Stated problem: Present the data once more in exactly its original form.
══ Stored records
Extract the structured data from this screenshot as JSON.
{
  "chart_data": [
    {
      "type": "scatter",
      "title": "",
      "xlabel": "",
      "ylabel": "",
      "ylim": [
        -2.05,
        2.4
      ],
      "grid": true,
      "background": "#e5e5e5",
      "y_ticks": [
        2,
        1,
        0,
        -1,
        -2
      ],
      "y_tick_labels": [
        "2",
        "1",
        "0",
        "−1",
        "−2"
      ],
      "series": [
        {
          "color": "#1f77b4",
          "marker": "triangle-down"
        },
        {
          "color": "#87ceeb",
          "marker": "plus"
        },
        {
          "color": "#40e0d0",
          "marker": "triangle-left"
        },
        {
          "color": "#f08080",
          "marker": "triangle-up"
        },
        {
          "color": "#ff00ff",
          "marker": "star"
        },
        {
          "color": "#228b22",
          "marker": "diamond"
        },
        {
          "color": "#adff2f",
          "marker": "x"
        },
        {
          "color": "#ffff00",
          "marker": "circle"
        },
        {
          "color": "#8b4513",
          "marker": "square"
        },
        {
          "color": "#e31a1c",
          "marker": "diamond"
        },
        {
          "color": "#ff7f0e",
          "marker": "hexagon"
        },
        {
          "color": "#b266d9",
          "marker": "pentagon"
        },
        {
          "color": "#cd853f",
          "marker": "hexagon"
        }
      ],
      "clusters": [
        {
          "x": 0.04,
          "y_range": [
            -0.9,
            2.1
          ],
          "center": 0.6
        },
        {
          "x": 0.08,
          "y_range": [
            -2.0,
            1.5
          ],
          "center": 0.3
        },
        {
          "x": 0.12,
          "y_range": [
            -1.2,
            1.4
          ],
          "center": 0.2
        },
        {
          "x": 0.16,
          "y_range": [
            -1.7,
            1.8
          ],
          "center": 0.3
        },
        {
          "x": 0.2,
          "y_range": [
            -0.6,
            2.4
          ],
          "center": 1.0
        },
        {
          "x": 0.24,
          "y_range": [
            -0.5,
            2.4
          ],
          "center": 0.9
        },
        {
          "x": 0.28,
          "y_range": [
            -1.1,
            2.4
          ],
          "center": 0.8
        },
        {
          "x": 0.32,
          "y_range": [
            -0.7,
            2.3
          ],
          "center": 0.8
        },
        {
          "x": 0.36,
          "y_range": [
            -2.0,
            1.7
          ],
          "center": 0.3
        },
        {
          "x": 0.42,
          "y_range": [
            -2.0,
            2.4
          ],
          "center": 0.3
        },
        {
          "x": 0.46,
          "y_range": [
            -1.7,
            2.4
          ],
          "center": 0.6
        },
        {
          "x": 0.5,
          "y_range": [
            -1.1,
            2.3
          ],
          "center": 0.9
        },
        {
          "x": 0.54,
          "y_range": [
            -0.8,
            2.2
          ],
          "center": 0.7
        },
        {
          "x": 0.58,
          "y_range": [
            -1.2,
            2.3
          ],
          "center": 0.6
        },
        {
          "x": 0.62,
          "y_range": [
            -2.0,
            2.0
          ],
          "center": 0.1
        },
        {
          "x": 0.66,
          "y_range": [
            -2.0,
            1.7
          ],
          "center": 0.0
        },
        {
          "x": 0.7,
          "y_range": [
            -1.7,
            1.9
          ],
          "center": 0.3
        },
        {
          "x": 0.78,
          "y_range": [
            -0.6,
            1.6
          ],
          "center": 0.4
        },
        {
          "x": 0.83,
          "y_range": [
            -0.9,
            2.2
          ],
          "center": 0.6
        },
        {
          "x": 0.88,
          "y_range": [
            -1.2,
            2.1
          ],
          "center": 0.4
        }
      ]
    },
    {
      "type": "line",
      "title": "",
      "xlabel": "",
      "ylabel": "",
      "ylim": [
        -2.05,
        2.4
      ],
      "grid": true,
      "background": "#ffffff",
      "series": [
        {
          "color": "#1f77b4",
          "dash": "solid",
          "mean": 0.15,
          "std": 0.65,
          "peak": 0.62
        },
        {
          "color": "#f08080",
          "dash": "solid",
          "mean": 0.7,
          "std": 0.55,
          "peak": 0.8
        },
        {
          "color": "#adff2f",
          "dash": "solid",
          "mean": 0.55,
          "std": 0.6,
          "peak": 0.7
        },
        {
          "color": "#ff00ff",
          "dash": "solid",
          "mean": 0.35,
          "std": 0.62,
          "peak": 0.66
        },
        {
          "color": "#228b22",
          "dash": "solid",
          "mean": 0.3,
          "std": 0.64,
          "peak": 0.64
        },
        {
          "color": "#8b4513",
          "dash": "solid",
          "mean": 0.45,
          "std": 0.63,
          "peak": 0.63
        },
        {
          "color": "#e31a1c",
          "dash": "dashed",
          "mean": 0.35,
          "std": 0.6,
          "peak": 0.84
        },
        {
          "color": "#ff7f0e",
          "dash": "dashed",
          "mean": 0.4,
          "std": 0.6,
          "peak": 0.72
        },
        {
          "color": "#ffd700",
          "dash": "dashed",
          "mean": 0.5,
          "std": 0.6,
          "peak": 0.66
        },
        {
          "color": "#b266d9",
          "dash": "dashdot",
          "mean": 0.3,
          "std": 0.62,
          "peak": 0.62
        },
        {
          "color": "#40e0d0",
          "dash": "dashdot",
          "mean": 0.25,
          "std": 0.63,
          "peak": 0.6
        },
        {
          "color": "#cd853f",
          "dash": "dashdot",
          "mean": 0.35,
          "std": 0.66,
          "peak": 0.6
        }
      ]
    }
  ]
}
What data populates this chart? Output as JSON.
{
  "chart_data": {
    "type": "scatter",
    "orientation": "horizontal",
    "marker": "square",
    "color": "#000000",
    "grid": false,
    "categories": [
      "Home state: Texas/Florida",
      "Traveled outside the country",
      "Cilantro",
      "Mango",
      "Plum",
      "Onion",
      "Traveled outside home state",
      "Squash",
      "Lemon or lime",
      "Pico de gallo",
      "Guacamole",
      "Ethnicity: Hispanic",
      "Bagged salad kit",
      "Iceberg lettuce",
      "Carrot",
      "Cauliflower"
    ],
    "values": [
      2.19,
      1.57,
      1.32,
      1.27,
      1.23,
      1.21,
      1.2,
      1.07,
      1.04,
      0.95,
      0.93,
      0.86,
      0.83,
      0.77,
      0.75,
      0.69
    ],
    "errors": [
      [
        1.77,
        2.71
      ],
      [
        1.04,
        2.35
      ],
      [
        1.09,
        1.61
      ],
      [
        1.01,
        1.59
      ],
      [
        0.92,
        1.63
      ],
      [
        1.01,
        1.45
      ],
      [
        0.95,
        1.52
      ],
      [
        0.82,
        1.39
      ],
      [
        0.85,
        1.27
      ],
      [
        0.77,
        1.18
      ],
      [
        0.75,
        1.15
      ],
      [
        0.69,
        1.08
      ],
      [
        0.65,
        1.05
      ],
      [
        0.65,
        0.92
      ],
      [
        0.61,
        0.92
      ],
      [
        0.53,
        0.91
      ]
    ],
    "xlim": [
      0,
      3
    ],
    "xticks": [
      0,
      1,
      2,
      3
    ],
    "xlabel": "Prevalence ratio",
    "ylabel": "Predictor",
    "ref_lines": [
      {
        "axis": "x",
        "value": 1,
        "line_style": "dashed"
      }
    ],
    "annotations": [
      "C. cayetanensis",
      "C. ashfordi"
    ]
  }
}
════
Task response:
Extract the structured data from this screenshot as JSON.
{
  "chart_data": [
    {
      "type": "scatter",
      "title": "",
      "xlabel": "",
      "ylabel": "",
      "ylim": [
        -2.05,
        2.4
      ],
      "grid": true,
      "background": "#e5e5e5",
      "y_ticks": [
        2,
        1,
        0,
        -1,
        -2
      ],
      "y_tick_labels": [
        "2",
        "1",
        "0",
        "−1",
        "−2"
      ],
      "series": [
        {
          "color": "#1f77b4",
          "marker": "triangle-down"
        },
        {
          "color": "#87ceeb",
          "marker": "plus"
        },
        {
          "color": "#40e0d0",
          "marker": "triangle-left"
        },
        {
          "color": "#f08080",
          "marker": "triangle-up"
        },
        {
          "color": "#ff00ff",
          "marker": "star"
        },
        {
          "color": "#228b22",
          "marker": "diamond"
        },
        {
          "color": "#adff2f",
          "marker": "x"
        },
        {
          "color": "#ffff00",
          "marker": "circle"
        },
        {
          "color": "#8b4513",
          "marker": "square"
        },
        {
          "color": "#e31a1c",
          "marker": "diamond"
        },
        {
          "color": "#ff7f0e",
          "marker": "hexagon"
        },
        {
          "color": "#b266d9",
          "marker": "pentagon"
        },
        {
          "color": "#cd853f",
          "marker": "hexagon"
        }
      ],
      "clusters": [
        {
          "x": 0.04,
          "y_range": [
            -0.9,
            2.1
          ],
          "center": 0.6
        },
        {
          "x": 0.08,
          "y_range": [
            -2.0,
            1.5
          ],
          "center": 0.3
        },
        {
          "x": 0.12,
          "y_range": [
            -1.2,
            1.4
          ],
          "center": 0.2
        },
        {
          "x": 0.16,
          "y_range": [
            -1.7,
            1.8
          ],
          "center": 0.3
        },
        {
          "x": 0.2,
          "y_range": [
            -0.6,
            2.4
          ],
          "center": 1.0
        },
        {
          "x": 0.24,
          "y_range": [
            -0.5,
            2.4
          ],
          "center": 0.9
        },
        {
          "x": 0.28,
          "y_range": [
            -1.1,
            2.4
          ],
          "center": 0.8
        },
        {
          "x": 0.32,
          "y_range": [
            -0.7,
            2.3
          ],
          "center": 0.8
        },
        {
          "x": 0.36,
          "y_range": [
            -2.0,
            1.7
          ],
          "center": 0.3
        },
        {
          "x": 0.42,
          "y_range": [
            -2.0,
            2.4
          ],
          "center": 0.3
        },
        {
          "x": 0.46,
          "y_range": [
            -1.7,
            2.4
          ],
          "center": 0.6
        },
        {
          "x": 0.5,
          "y_range": [
            -1.1,
            2.3
          ],
          "center": 0.9
        },
        {
          "x": 0.54,
          "y_range": [
            -0.8,
            2.2
          ],
          "center": 0.7
        },
        {
          "x": 0.58,
          "y_range": [
            -1.2,
            2.3
          ],
          "center": 0.6
        },
        {
          "x": 0.62,
          "y_range": [
            -2.0,
            2.0
          ],
          "center": 0.1
        },
        {
          "x": 0.66,
          "y_range": [
            -2.0,
            1.7
          ],
          "center": 0.0
        },
        {
          "x": 0.7,
          "y_range": [
            -1.7,
            1.9
          ],
          "center": 0.3
        },
        {
          "x": 0.78,
          "y_range": [
            -0.6,
            1.6
          ],
          "center": 0.4
        },
        {
          "x": 0.83,
          "y_range": [
            -0.9,
            2.2
          ],
          "center": 0.6
        },
        {
          "x": 0.88,
          "y_range": [
            -1.2,
            2.1
          ],
          "center": 0.4
        }
      ]
    },
    {
      "type": "line",
      "title": "",
      "xlabel": "",
      "ylabel": "",
      "ylim": [
        -2.05,
        2.4
      ],
      "grid": true,
      "background": "#ffffff",
      "series": [
        {
          "color": "#1f77b4",
          "dash": "solid",
          "mean": 0.15,
          "std": 0.65,
          "peak": 0.62
        },
        {
          "color": "#f08080",
          "dash": "solid",
          "mean": 0.7,
          "std": 0.55,
          "peak": 0.8
        },
        {
          "color": "#adff2f",
          "dash": "solid",
          "mean": 0.55,
          "std": 0.6,
          "peak": 0.7
        },
        {
          "color": "#ff00ff",
          "dash": "solid",
          "mean": 0.35,
          "std": 0.62,
          "peak": 0.66
        },
        {
          "color": "#228b22",
          "dash": "solid",
          "mean": 0.3,
          "std": 0.64,
          "peak": 0.64
        },
        {
          "color": "#8b4513",
          "dash": "solid",
          "mean": 0.45,
          "std": 0.63,
          "peak": 0.63
        },
        {
          "color": "#e31a1c",
          "dash": "dashed",
          "mean": 0.35,
          "std": 0.6,
          "peak": 0.84
        },
        {
          "color": "#ff7f0e",
          "dash": "dashed",
          "mean": 0.4,
          "std": 0.6,
          "peak": 0.72
        },
        {
          "color": "#ffd700",
          "dash": "dashed",
          "mean": 0.5,
          "std": 0.6,
          "peak": 0.66
        },
        {
          "color": "#b266d9",
          "dash": "dashdot",
          "mean": 0.3,
          "std": 0.62,
          "peak": 0.62
        },
        {
          "color": "#40e0d0",
          "dash": "dashdot",
          "mean": 0.25,
          "std": 0.63,
          "peak": 0.6
        },
        {
          "color": "#cd853f",
          "dash": "dashdot",
          "mean": 0.35,
          "std": 0.66,
          "peak": 0.6
        }
      ]
    }
  ]
}
What data populates this chart? Output as JSON.
{
  "chart_data": {
    "type": "scatter",
    "orientation": "horizontal",
    "marker": "square",
    "color": "#000000",
    "grid": false,
    "categories": [
      "Home state: Texas/Florida",
      "Traveled outside the country",
      "Cilantro",
      "Mango",
      "Plum",
      "Onion",
      "Traveled outside home state",
      "Squash",
      "Lemon or lime",
      "Pico de gallo",
      "Guacamole",
      "Ethnicity: Hispanic",
      "Bagged salad kit",
      "Iceberg lettuce",
      "Carrot",
      "Cauliflower"
    ],
    "values": [
      2.19,
      1.57,
      1.32,
      1.27,
      1.23,
      1.21,
      1.2,
      1.07,
      1.04,
      0.95,
      0.93,
      0.86,
      0.83,
      0.77,
      0.75,
      0.69
    ],
    "errors": [
      [
        1.77,
        2.71
      ],
      [
        1.04,
        2.35
      ],
      [
        1.09,
        1.61
      ],
      [
        1.01,
        1.59
      ],
      [
        0.92,
        1.63
      ],
      [
        1.01,
        1.45
      ],
      [
        0.95,
        1.52
      ],
      [
        0.82,
        1.39
      ],
      [
        0.85,
        1.27
      ],
      [
        0.77,
        1.18
      ],
      [
        0.75,
        1.15
      ],
      [
        0.69,
        1.08
      ],
      [
        0.65,
        1.05
      ],
      [
        0.65,
        0.92
      ],
      [
        0.61,
        0.92
      ],
      [
        0.53,
        0.91
      ]
    ],
    "xlim": [
      0,
      3
    ],
    "xticks": [
      0,
      1,
      2,
      3
    ],
    "xlabel": "Prevalence ratio",
    "ylabel": "Predictor",
    "ref_lines": [
      {
        "axis": "x",
        "value": 1,
        "line_style": "dashed"
      }
    ],
    "annotations": [
      "C. cayetanensis",
      "C. ashfordi"
    ]
  }
}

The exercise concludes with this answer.